▶ **Input records**
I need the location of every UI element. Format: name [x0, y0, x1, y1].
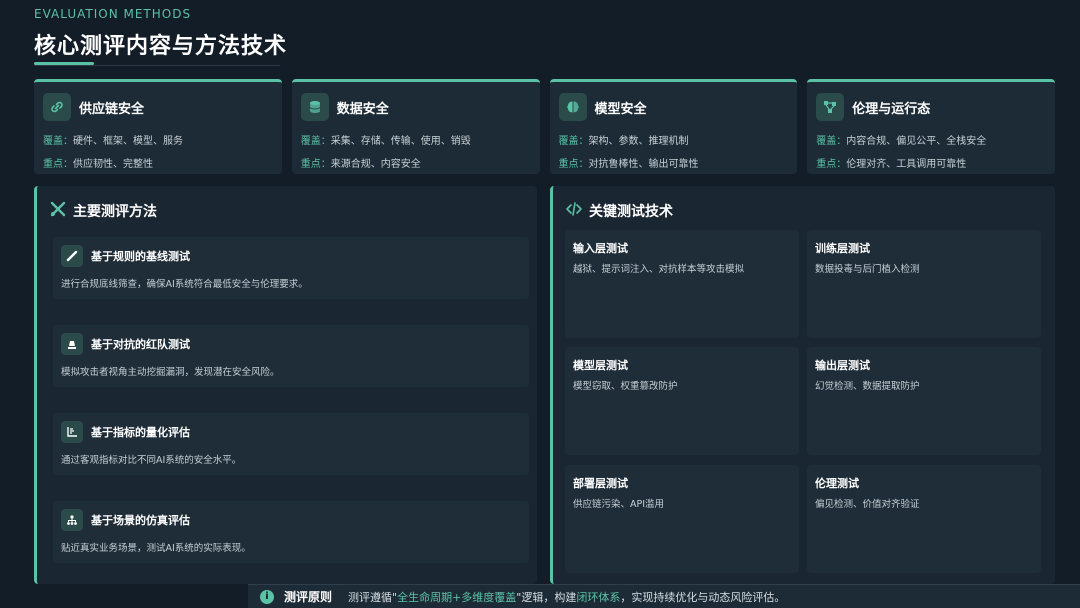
- method-desc: 模拟攻击者视角主动挖掘漏洞，发现潜在安全风险。: [61, 367, 280, 378]
- ruler-icon: [61, 245, 83, 267]
- method-item: 基于规则的基线测试 进行合规底线筛查，确保AI系统符合最低安全与伦理要求。: [53, 237, 529, 299]
- card-title: 伦理与运行态: [852, 101, 931, 117]
- card-title: 供应链安全: [79, 101, 145, 117]
- tech-title: 训练层测试: [815, 242, 870, 255]
- tech-desc: 越狱、提示词注入、对抗样本等攻击模拟: [573, 264, 745, 275]
- method-title: 基于规则的基线测试: [91, 250, 190, 263]
- principle-text: 测评遵循"全生命周期+多维度覆盖"逻辑，构建闭环体系，实现持续优化与动态风险评估…: [348, 590, 786, 604]
- tech-panel: 关键测试技术 输入层测试 越狱、提示词注入、对抗样本等攻击模拟 训练层测试 数据…: [550, 186, 1055, 584]
- card-model-security: 模型安全 覆盖：架构、参数、推理机制 重点：对抗鲁棒性、输出可靠性: [549, 79, 798, 174]
- method-desc: 通过客观指标对比不同AI系统的安全水平。: [61, 455, 242, 466]
- method-item: 基于对抗的红队测试 模拟攻击者视角主动挖掘漏洞，发现潜在安全风险。: [53, 325, 529, 387]
- chart-icon: [61, 421, 83, 443]
- card-focus: 重点：伦理对齐、工具调用可靠性: [816, 159, 967, 170]
- card-focus: 重点：对抗鲁棒性、输出可靠性: [558, 159, 699, 170]
- tech-item: 训练层测试 数据投毒与后门植入检测: [807, 230, 1041, 338]
- card-cover: 覆盖：内容合规、偏见公平、全栈安全: [816, 136, 987, 147]
- tech-desc: 偏见检测、价值对齐验证: [815, 499, 920, 510]
- tech-item: 部署层测试 供应链污染、API滥用: [565, 465, 799, 573]
- card-focus: 重点：供应韧性、完整性: [43, 159, 153, 170]
- tech-title: 输入层测试: [573, 242, 628, 255]
- eyebrow-label: EVALUATION METHODS: [34, 7, 192, 21]
- tech-title: 部署层测试: [573, 477, 628, 490]
- sitemap-icon: [61, 509, 83, 531]
- brain-icon: [558, 93, 587, 121]
- title-accent-bar: [34, 62, 94, 65]
- tech-title: 伦理测试: [815, 477, 859, 490]
- tech-item: 模型层测试 模型窃取、权重篡改防护: [565, 347, 799, 455]
- card-cover: 覆盖：架构、参数、推理机制: [558, 136, 689, 147]
- method-item: 基于指标的量化评估 通过客观指标对比不同AI系统的安全水平。: [53, 413, 529, 475]
- database-icon: [300, 93, 329, 121]
- tech-title: 输出层测试: [815, 359, 870, 372]
- card-ethics-runtime: 伦理与运行态 覆盖：内容合规、偏见公平、全栈安全 重点：伦理对齐、工具调用可靠性: [807, 79, 1055, 174]
- tech-item: 输入层测试 越狱、提示词注入、对抗样本等攻击模拟: [565, 230, 799, 338]
- tech-desc: 数据投毒与后门植入检测: [815, 264, 920, 275]
- card-cover: 覆盖：采集、存储、传输、使用、销毁: [300, 136, 471, 147]
- page-title: 核心测评内容与方法技术: [34, 34, 288, 59]
- tech-title: 模型层测试: [573, 359, 628, 372]
- tech-desc: 供应链污染、API滥用: [573, 499, 665, 510]
- category-cards: 供应链安全 覆盖：硬件、框架、模型、服务 重点：供应韧性、完整性 数据安全 覆盖…: [34, 79, 1055, 174]
- method-title: 基于指标的量化评估: [91, 426, 190, 439]
- tech-desc: 模型窃取、权重篡改防护: [573, 381, 678, 392]
- code-icon: [565, 200, 583, 222]
- card-supply-chain: 供应链安全 覆盖：硬件、框架、模型、服务 重点：供应韧性、完整性: [34, 79, 282, 174]
- link-icon: [43, 93, 71, 121]
- card-data-security: 数据安全 覆盖：采集、存储、传输、使用、销毁 重点：来源合规、内容安全: [291, 79, 540, 174]
- method-item: 基于场景的仿真评估 贴近真实业务场景，测试AI系统的实际表现。: [53, 501, 529, 563]
- principle-bar: i 测评原则 测评遵循"全生命周期+多维度覆盖"逻辑，构建闭环体系，实现持续优化…: [248, 584, 1080, 608]
- method-desc: 进行合规底线筛查，确保AI系统符合最低安全与伦理要求。: [61, 279, 308, 290]
- method-title: 基于场景的仿真评估: [91, 514, 190, 527]
- card-focus: 重点：来源合规、内容安全: [300, 159, 421, 170]
- card-title: 数据安全: [336, 101, 389, 117]
- panel-title: 关键测试技术: [589, 204, 673, 220]
- tools-icon: [49, 200, 67, 222]
- user-secret-icon: [61, 333, 83, 355]
- info-icon: i: [260, 589, 274, 604]
- panel-title: 主要测评方法: [73, 204, 157, 220]
- card-cover: 覆盖：硬件、框架、模型、服务: [43, 136, 183, 147]
- tech-item: 伦理测试 偏见检测、价值对齐验证: [807, 465, 1041, 573]
- card-title: 模型安全: [594, 101, 647, 117]
- tech-desc: 幻觉检测、数据提取防护: [815, 381, 920, 392]
- principle-label: 测评原则: [284, 590, 333, 604]
- title-underline: [34, 65, 280, 66]
- network-icon: [816, 93, 845, 121]
- method-desc: 贴近真实业务场景，测试AI系统的实际表现。: [61, 543, 251, 554]
- method-title: 基于对抗的红队测试: [91, 338, 190, 351]
- methods-panel: 主要测评方法 基于规则的基线测试 进行合规底线筛查，确保AI系统符合最低安全与伦…: [34, 186, 537, 584]
- tech-item: 输出层测试 幻觉检测、数据提取防护: [807, 347, 1041, 455]
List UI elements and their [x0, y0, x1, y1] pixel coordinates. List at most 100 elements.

▶ **Direction**
Reproduce every entry above line for line, leaving out the picture.

▶ **Written response**
I need the location of every UI element. Format: name [x0, y0, x1, y1].
- method-desc: 模拟攻击者视角主动挖掘漏洞，发现潜在安全风险。: [61, 367, 280, 378]
- ruler-icon: [61, 245, 83, 267]
- method-item: 基于规则的基线测试 进行合规底线筛查，确保AI系统符合最低安全与伦理要求。: [53, 237, 529, 299]
- card-title: 伦理与运行态: [852, 101, 931, 117]
- card-title: 供应链安全: [79, 101, 145, 117]
- tech-title: 训练层测试: [815, 242, 870, 255]
- tech-desc: 越狱、提示词注入、对抗样本等攻击模拟: [573, 264, 745, 275]
- method-title: 基于规则的基线测试: [91, 250, 190, 263]
- principle-text: 测评遵循"全生命周期+多维度覆盖"逻辑，构建闭环体系，实现持续优化与动态风险评估…: [348, 590, 786, 604]
- tech-panel: 关键测试技术 输入层测试 越狱、提示词注入、对抗样本等攻击模拟 训练层测试 数据…: [550, 186, 1055, 584]
- card-model-security: 模型安全 覆盖：架构、参数、推理机制 重点：对抗鲁棒性、输出可靠性: [549, 79, 798, 174]
- method-desc: 通过客观指标对比不同AI系统的安全水平。: [61, 455, 242, 466]
- method-item: 基于对抗的红队测试 模拟攻击者视角主动挖掘漏洞，发现潜在安全风险。: [53, 325, 529, 387]
- chart-icon: [61, 421, 83, 443]
- card-focus: 重点：伦理对齐、工具调用可靠性: [816, 159, 967, 170]
- card-focus: 重点：对抗鲁棒性、输出可靠性: [558, 159, 699, 170]
- tech-item: 训练层测试 数据投毒与后门植入检测: [807, 230, 1041, 338]
- card-cover: 覆盖：内容合规、偏见公平、全栈安全: [816, 136, 987, 147]
- tech-desc: 偏见检测、价值对齐验证: [815, 499, 920, 510]
- tech-item: 部署层测试 供应链污染、API滥用: [565, 465, 799, 573]
- card-focus: 重点：供应韧性、完整性: [43, 159, 153, 170]
- tech-title: 输入层测试: [573, 242, 628, 255]
- eyebrow-label: EVALUATION METHODS: [34, 7, 192, 21]
- tech-title: 部署层测试: [573, 477, 628, 490]
- sitemap-icon: [61, 509, 83, 531]
- brain-icon: [558, 93, 587, 121]
- title-accent-bar: [34, 62, 94, 65]
- tech-title: 伦理测试: [815, 477, 859, 490]
- tech-item: 模型层测试 模型窃取、权重篡改防护: [565, 347, 799, 455]
- card-cover: 覆盖：架构、参数、推理机制: [558, 136, 689, 147]
- method-item: 基于指标的量化评估 通过客观指标对比不同AI系统的安全水平。: [53, 413, 529, 475]
- database-icon: [300, 93, 329, 121]
- tech-title: 输出层测试: [815, 359, 870, 372]
- card-ethics-runtime: 伦理与运行态 覆盖：内容合规、偏见公平、全栈安全 重点：伦理对齐、工具调用可靠性: [807, 79, 1055, 174]
- tech-item: 输入层测试 越狱、提示词注入、对抗样本等攻击模拟: [565, 230, 799, 338]
- tech-desc: 数据投毒与后门植入检测: [815, 264, 920, 275]
- card-cover: 覆盖：采集、存储、传输、使用、销毁: [300, 136, 471, 147]
- page-title: 核心测评内容与方法技术: [34, 34, 288, 59]
- tech-title: 模型层测试: [573, 359, 628, 372]
- tech-desc: 供应链污染、API滥用: [573, 499, 665, 510]
- category-cards: 供应链安全 覆盖：硬件、框架、模型、服务 重点：供应韧性、完整性 数据安全 覆盖…: [34, 79, 1055, 174]
- method-title: 基于指标的量化评估: [91, 426, 190, 439]
- tech-desc: 模型窃取、权重篡改防护: [573, 381, 678, 392]
- code-icon: [565, 200, 583, 222]
- card-supply-chain: 供应链安全 覆盖：硬件、框架、模型、服务 重点：供应韧性、完整性: [34, 79, 282, 174]
- link-icon: [43, 93, 71, 121]
- card-data-security: 数据安全 覆盖：采集、存储、传输、使用、销毁 重点：来源合规、内容安全: [291, 79, 540, 174]
- method-item: 基于场景的仿真评估 贴近真实业务场景，测试AI系统的实际表现。: [53, 501, 529, 563]
- principle-bar: i 测评原则 测评遵循"全生命周期+多维度覆盖"逻辑，构建闭环体系，实现持续优化…: [248, 584, 1080, 608]
- method-desc: 进行合规底线筛查，确保AI系统符合最低安全与伦理要求。: [61, 279, 308, 290]
- method-title: 基于场景的仿真评估: [91, 514, 190, 527]
- card-focus: 重点：来源合规、内容安全: [300, 159, 421, 170]
- card-title: 数据安全: [336, 101, 389, 117]
- panel-title: 关键测试技术: [589, 204, 673, 220]
- tools-icon: [49, 200, 67, 222]
- user-secret-icon: [61, 333, 83, 355]
- info-icon: i: [260, 589, 274, 604]
- panel-title: 主要测评方法: [73, 204, 157, 220]
- card-cover: 覆盖：硬件、框架、模型、服务: [43, 136, 183, 147]
- tech-item: 伦理测试 偏见检测、价值对齐验证: [807, 465, 1041, 573]
- card-title: 模型安全: [594, 101, 647, 117]
- tech-desc: 幻觉检测、数据提取防护: [815, 381, 920, 392]
- principle-label: 测评原则: [284, 590, 333, 604]
- title-underline: [34, 65, 280, 66]
- network-icon: [816, 93, 845, 121]
- method-desc: 贴近真实业务场景，测试AI系统的实际表现。: [61, 543, 251, 554]
- method-title: 基于对抗的红队测试: [91, 338, 190, 351]
- methods-panel: 主要测评方法 基于规则的基线测试 进行合规底线筛查，确保AI系统符合最低安全与伦…: [34, 186, 537, 584]
- tech-item: 输出层测试 幻觉检测、数据提取防护: [807, 347, 1041, 455]
List UI elements and their [x0, y0, x1, y1] pixel coordinates. List at most 100 elements.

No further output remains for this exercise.